— Start TASK INPUT —

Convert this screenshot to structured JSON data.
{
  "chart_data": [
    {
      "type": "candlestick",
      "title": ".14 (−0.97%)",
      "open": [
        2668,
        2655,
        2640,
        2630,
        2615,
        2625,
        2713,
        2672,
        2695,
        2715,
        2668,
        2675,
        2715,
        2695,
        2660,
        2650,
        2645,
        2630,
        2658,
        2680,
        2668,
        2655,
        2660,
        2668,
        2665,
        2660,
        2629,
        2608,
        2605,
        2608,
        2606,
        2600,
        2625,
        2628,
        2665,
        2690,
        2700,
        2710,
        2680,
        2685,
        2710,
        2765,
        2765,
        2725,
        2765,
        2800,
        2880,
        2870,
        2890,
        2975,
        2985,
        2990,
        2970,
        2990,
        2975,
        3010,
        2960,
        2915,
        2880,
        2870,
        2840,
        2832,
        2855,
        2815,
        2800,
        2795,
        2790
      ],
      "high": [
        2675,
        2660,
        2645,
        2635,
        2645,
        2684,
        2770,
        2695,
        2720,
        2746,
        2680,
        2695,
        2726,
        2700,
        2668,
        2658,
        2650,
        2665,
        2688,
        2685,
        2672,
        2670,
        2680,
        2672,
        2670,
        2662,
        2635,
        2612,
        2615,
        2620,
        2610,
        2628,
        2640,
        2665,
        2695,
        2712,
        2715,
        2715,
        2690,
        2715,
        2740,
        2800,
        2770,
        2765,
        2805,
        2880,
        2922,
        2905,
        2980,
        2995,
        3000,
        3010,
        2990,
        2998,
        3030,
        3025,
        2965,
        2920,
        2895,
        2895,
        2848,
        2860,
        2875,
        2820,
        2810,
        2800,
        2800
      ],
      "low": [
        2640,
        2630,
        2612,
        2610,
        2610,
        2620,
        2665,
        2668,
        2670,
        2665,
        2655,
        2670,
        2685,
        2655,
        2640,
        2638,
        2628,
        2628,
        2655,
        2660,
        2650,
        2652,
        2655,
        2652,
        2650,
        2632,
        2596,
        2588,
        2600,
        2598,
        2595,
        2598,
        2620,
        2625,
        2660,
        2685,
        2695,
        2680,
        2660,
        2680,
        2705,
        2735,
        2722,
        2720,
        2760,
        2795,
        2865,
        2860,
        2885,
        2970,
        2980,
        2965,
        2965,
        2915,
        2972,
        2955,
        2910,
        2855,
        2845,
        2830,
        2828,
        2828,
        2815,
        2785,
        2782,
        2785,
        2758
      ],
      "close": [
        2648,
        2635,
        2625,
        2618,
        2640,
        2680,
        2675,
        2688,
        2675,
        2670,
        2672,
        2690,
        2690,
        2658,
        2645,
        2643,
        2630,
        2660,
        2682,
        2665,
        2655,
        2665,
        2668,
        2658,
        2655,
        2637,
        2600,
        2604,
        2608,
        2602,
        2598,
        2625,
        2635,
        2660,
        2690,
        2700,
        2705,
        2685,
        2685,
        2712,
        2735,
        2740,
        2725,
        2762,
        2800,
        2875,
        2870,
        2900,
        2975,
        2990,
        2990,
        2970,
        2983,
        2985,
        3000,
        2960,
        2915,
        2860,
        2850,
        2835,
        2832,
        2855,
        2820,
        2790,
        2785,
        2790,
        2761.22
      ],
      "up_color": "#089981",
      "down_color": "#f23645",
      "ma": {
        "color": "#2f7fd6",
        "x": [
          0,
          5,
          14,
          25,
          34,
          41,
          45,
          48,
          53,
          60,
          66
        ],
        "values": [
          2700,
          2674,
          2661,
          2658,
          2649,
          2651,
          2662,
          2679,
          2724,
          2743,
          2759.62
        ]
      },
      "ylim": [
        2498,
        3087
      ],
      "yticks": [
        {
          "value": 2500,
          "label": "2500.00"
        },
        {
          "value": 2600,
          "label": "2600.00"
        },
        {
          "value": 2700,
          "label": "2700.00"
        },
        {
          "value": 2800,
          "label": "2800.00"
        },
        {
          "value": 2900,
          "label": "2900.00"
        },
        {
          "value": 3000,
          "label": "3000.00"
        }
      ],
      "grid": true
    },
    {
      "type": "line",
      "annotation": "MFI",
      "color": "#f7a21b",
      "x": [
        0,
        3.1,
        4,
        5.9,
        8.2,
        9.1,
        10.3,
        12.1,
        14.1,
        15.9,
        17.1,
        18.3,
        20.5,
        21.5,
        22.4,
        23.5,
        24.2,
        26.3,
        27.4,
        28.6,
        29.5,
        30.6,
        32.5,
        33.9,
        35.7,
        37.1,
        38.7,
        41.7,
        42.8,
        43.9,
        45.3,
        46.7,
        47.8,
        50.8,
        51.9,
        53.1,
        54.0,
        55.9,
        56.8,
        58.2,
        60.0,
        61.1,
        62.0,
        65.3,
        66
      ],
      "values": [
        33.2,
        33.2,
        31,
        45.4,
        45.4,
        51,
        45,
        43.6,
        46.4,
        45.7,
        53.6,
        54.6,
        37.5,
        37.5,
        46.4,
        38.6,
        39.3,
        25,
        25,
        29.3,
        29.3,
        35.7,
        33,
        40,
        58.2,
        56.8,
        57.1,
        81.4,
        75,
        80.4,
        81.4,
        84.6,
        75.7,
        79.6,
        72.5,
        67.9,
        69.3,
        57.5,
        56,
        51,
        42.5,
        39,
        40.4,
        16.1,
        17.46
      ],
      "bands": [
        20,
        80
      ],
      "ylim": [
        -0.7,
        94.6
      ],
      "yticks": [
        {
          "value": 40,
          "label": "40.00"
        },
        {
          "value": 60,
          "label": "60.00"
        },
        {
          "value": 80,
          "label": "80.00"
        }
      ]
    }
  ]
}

— End TASK INPUT —
— Start TASK INPUT —

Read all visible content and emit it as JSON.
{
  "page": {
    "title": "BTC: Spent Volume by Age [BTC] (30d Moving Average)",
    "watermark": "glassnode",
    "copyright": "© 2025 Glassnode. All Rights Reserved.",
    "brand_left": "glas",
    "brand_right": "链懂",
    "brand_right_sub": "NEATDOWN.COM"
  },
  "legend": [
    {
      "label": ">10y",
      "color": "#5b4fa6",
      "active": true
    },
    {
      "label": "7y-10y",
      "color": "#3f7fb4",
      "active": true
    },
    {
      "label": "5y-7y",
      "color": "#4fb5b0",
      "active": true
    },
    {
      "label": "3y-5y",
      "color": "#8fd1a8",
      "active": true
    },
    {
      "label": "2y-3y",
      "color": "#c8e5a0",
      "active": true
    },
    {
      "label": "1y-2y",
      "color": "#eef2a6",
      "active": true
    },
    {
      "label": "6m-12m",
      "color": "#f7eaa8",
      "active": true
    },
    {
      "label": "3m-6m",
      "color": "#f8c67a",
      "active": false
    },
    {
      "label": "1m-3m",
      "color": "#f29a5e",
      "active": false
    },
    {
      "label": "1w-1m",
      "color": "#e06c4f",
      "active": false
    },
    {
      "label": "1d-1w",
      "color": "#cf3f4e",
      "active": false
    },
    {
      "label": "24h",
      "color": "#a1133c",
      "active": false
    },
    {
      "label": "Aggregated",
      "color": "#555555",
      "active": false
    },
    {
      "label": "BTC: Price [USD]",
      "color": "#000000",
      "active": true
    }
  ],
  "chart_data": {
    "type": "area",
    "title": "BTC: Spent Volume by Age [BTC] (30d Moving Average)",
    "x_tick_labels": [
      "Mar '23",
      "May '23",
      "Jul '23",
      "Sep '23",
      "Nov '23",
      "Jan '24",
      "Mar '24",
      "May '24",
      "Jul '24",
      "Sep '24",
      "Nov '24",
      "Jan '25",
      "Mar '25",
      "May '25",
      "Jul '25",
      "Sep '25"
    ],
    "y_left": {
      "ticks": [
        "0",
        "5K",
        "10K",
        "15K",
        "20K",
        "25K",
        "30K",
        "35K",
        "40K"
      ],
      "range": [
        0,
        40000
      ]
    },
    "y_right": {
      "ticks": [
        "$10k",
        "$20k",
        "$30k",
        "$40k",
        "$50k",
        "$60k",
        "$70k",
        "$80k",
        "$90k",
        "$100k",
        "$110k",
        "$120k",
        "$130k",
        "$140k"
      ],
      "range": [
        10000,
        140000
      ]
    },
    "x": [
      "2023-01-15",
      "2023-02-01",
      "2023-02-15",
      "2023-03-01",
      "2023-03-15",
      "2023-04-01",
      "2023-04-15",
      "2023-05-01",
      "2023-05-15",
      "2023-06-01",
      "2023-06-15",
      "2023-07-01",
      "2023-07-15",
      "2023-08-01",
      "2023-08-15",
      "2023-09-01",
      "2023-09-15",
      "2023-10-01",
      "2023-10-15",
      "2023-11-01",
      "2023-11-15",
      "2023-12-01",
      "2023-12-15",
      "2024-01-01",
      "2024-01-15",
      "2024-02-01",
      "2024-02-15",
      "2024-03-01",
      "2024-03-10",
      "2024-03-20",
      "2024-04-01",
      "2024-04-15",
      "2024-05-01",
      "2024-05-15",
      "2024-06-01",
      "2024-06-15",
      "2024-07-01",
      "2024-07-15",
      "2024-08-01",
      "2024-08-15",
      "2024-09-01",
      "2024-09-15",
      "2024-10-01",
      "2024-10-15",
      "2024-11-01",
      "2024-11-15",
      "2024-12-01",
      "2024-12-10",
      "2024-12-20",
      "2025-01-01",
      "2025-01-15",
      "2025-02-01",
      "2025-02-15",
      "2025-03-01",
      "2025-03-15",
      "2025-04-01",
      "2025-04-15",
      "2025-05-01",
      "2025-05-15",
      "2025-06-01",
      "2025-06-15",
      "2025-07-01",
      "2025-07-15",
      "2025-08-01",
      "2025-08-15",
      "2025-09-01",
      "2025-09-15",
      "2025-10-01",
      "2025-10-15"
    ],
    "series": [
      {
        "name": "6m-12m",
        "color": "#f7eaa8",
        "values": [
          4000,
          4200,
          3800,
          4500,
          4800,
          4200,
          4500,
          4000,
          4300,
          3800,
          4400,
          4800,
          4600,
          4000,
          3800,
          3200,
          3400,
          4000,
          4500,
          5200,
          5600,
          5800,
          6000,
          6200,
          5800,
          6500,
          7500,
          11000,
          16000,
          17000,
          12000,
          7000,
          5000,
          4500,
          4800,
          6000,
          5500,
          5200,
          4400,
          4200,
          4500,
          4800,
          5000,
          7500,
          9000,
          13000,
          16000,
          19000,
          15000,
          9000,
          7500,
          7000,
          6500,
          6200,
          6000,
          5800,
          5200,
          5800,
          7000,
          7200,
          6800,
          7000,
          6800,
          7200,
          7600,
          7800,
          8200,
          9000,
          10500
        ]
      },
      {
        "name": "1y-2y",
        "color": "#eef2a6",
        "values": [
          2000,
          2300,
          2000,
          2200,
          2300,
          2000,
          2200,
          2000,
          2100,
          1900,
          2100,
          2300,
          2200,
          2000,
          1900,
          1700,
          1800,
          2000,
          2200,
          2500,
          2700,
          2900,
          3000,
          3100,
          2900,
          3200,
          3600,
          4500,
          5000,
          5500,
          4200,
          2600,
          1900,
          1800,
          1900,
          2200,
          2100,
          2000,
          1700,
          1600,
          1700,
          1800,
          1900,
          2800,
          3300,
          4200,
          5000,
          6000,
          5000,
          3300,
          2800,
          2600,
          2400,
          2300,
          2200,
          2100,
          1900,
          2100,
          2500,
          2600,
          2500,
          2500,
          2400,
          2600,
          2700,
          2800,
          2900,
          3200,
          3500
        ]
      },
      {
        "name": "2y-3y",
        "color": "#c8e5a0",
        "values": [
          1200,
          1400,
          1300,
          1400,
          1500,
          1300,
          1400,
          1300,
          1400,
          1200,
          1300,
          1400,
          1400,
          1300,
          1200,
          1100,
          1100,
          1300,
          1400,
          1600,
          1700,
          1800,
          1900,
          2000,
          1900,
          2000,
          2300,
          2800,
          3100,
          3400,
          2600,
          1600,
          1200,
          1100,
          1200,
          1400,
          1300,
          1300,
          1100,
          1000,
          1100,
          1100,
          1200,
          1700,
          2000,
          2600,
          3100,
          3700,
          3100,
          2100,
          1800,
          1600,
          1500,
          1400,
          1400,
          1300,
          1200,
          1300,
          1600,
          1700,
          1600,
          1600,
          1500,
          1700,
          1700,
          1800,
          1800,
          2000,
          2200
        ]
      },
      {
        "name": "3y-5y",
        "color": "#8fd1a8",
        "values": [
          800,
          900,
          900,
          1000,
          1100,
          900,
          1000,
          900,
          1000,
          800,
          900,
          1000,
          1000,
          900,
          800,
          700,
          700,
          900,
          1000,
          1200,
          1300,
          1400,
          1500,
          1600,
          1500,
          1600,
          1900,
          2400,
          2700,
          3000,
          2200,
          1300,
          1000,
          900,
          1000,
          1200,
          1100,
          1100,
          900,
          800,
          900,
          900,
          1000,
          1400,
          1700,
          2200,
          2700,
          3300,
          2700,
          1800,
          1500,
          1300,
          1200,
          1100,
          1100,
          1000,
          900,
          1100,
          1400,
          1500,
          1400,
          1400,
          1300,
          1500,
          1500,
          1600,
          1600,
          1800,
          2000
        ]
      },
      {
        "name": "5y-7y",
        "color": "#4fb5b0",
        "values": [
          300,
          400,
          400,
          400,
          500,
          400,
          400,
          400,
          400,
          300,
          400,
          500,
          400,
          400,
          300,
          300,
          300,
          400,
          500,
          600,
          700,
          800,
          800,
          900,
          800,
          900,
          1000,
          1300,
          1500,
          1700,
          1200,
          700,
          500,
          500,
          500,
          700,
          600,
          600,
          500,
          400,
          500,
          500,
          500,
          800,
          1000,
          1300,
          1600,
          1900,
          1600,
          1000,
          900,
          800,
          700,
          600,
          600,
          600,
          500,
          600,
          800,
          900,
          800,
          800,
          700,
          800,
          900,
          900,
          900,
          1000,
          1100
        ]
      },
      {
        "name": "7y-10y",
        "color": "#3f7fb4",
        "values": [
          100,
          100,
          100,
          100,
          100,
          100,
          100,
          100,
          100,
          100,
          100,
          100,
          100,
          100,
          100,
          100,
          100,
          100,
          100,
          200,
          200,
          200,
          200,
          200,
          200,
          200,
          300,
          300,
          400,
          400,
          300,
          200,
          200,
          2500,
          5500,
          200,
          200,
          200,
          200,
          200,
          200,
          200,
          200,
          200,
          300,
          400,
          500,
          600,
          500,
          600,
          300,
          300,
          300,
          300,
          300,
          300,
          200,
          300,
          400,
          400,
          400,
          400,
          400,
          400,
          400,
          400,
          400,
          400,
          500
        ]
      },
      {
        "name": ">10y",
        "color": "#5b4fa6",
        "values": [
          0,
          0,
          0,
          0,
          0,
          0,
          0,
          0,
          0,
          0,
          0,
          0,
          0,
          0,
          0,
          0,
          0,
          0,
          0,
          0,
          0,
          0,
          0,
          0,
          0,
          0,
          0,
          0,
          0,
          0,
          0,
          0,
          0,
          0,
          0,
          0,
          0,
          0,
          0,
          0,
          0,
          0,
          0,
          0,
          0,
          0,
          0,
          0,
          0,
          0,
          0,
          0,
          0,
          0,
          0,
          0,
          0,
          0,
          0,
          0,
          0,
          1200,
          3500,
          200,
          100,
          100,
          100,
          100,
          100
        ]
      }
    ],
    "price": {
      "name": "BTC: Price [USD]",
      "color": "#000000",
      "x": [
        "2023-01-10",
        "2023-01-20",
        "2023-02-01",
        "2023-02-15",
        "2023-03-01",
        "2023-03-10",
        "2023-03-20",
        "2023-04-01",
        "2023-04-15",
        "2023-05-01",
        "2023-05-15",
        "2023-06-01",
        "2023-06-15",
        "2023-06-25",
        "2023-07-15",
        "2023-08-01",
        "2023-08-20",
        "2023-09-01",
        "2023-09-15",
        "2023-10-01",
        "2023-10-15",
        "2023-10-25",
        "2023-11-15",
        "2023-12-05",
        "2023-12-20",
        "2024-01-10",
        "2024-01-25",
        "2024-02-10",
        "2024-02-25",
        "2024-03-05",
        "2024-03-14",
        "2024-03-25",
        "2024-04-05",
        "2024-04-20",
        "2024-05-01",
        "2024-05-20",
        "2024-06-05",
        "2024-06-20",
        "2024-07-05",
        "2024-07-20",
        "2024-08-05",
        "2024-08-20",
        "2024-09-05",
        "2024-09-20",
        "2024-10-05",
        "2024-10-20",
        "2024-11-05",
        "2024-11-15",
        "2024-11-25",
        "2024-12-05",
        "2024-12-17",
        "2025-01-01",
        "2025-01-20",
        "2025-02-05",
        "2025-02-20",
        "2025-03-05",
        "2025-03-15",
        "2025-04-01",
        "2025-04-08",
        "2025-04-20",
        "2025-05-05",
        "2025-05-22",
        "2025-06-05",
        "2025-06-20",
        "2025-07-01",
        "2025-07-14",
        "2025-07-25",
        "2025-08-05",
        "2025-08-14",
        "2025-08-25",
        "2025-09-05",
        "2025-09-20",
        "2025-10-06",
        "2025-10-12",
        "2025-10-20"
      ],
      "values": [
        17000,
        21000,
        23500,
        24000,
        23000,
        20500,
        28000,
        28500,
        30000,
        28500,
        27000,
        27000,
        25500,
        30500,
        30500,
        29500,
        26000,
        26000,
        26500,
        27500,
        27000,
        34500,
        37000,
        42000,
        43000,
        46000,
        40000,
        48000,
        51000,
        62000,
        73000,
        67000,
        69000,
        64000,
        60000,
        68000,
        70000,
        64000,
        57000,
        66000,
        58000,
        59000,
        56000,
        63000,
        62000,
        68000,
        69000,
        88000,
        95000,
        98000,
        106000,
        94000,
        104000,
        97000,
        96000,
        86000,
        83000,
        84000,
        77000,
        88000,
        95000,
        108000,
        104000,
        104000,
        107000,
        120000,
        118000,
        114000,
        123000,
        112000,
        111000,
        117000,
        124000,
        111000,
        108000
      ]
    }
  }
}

— End TASK INPUT —
— Start TASK INPUT —

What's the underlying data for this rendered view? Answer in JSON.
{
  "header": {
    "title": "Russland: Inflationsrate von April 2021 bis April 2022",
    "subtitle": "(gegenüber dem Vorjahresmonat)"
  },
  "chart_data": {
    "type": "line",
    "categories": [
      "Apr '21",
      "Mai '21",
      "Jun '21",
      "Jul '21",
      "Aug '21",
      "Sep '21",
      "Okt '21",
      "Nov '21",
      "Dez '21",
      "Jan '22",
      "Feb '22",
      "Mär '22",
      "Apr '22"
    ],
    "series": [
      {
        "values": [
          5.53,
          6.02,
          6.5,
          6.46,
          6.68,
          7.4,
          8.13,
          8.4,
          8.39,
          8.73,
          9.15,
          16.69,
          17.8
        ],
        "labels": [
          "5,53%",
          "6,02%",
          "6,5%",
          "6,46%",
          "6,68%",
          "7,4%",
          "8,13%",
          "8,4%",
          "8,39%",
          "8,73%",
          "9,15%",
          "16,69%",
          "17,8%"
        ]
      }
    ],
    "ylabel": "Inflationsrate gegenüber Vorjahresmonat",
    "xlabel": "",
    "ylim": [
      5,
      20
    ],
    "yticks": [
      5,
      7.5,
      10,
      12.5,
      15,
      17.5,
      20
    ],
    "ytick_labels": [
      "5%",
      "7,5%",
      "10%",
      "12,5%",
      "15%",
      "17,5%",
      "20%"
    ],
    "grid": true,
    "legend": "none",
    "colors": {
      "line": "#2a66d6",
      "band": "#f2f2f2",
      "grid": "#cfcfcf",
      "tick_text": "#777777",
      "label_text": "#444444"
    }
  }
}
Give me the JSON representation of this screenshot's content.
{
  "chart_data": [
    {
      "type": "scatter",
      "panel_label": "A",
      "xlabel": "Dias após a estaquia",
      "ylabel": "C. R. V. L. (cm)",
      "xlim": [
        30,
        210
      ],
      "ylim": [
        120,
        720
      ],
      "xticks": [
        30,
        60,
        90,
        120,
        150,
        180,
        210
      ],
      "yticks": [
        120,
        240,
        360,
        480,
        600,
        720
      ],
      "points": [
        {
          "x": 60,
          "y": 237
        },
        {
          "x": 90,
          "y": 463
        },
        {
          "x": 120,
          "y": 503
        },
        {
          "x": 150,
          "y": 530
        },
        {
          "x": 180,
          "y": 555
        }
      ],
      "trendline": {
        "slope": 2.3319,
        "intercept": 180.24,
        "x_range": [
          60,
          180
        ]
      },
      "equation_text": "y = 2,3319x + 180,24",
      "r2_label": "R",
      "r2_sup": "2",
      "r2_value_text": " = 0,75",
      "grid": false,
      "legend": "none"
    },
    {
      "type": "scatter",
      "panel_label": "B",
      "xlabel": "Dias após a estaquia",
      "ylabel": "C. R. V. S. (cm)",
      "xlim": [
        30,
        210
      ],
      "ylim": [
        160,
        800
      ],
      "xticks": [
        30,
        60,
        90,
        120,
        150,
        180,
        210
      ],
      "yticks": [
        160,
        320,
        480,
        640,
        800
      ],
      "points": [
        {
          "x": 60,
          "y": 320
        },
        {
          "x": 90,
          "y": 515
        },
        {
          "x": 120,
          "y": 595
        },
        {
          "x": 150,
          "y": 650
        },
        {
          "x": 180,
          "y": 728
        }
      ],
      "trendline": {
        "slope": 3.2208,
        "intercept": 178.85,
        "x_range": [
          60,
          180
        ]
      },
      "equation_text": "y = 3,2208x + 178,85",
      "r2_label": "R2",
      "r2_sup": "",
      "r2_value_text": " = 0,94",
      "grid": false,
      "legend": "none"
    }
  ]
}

— End TASK INPUT —

EXERCISE PROMPT: Each line in the entries above that includes the string "gegenüber" should be extracted.

RESPONSE BELOW:
    "subtitle": "(gegenüber dem Vorjahresmonat)"
    "ylabel": "Inflationsrate gegenüber Vorjahresmonat",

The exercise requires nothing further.